-------- Source information
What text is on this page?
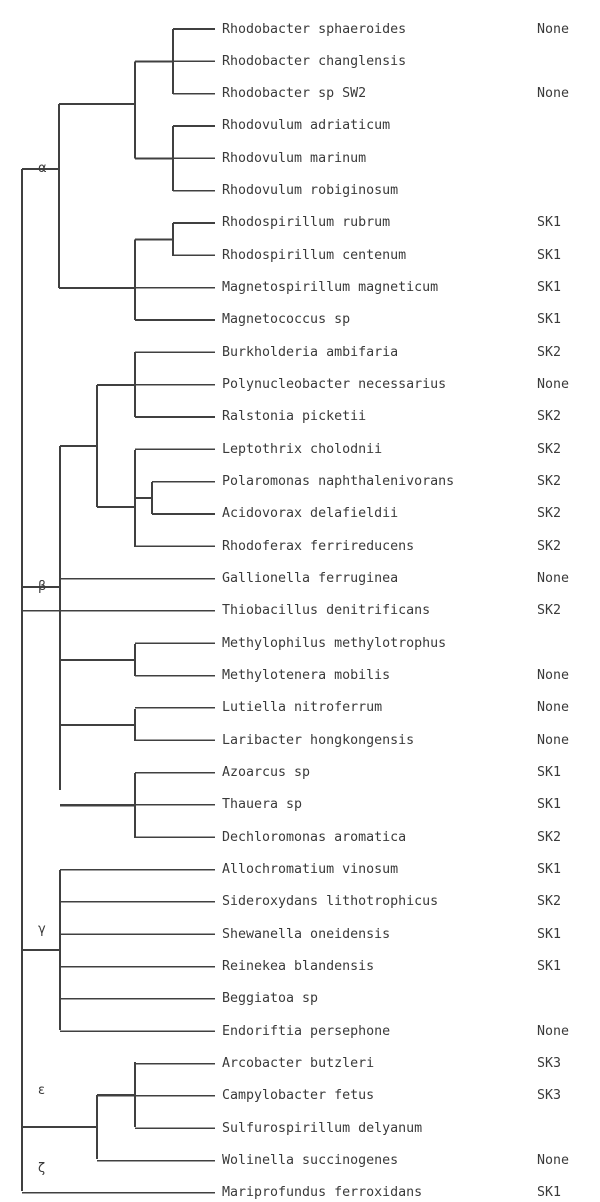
Rhodobacter sphaeroides
Rhodobacter changlensis
Rhodobacter sp SW2
Rhodovulum adriaticum
Rhodovulum marinum
Rhodovulum robiginosum
Rhodospirillum rubrum
Rhodospirillum centenum
Magnetospirillum magneticum
Magnetococcus sp
Burkholderia ambifaria
Polynucleobacter necessarius
Ralstonia picketii
Leptothrix cholodnii
Polaromonas naphthalenivorans
Acidovorax delafieldii
Rhodoferax ferrireducens
Gallionella ferruginea
Thiobacillus denitrificans
Methylophilus methylotrophus
Methylotenera mobilis
Lutiella nitroferrum
Laribacter hongkongensis
Azoarcus sp
Thauera sp
Dechloromonas aromatica
Allochromatium vinosum
Sideroxydans lithotrophicus
Shewanella oneidensis
Reinekea blandensis
Beggiatoa sp
Endoriftia persephone
Arcobacter butzleri
Campylobacter fetus
Sulfurospirillum delyanum
Wolinella succinogenes
Mariprofundus ferroxidans
None
None
SK1
SK1
SK1
SK1
SK2
None
SK2
SK2
SK2
SK2
SK2
None
SK2
None
None
None
SK1
SK1
SK2
SK1
SK2
SK1
SK1
None
SK3
SK3
None
SK1
α
β
γ
ε
ζ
----------------
### [Required work]
The data above should be repeated in full and exactly, with no pictures carried over.

### [Output]
What text is on this page?
Rhodobacter sphaeroides
Rhodobacter changlensis
Rhodobacter sp SW2
Rhodovulum adriaticum
Rhodovulum marinum
Rhodovulum robiginosum
Rhodospirillum rubrum
Rhodospirillum centenum
Magnetospirillum magneticum
Magnetococcus sp
Burkholderia ambifaria
Polynucleobacter necessarius
Ralstonia picketii
Leptothrix cholodnii
Polaromonas naphthalenivorans
Acidovorax delafieldii
Rhodoferax ferrireducens
Gallionella ferruginea
Thiobacillus denitrificans
Methylophilus methylotrophus
Methylotenera mobilis
Lutiella nitroferrum
Laribacter hongkongensis
Azoarcus sp
Thauera sp
Dechloromonas aromatica
Allochromatium vinosum
Sideroxydans lithotrophicus
Shewanella oneidensis
Reinekea blandensis
Beggiatoa sp
Endoriftia persephone
Arcobacter butzleri
Campylobacter fetus
Sulfurospirillum delyanum
Wolinella succinogenes
Mariprofundus ferroxidans
None
None
SK1
SK1
SK1
SK1
SK2
None
SK2
SK2
SK2
SK2
SK2
None
SK2
None
None
None
SK1
SK1
SK2
SK1
SK2
SK1
SK1
None
SK3
SK3
None
SK1
α
β
γ
ε
ζ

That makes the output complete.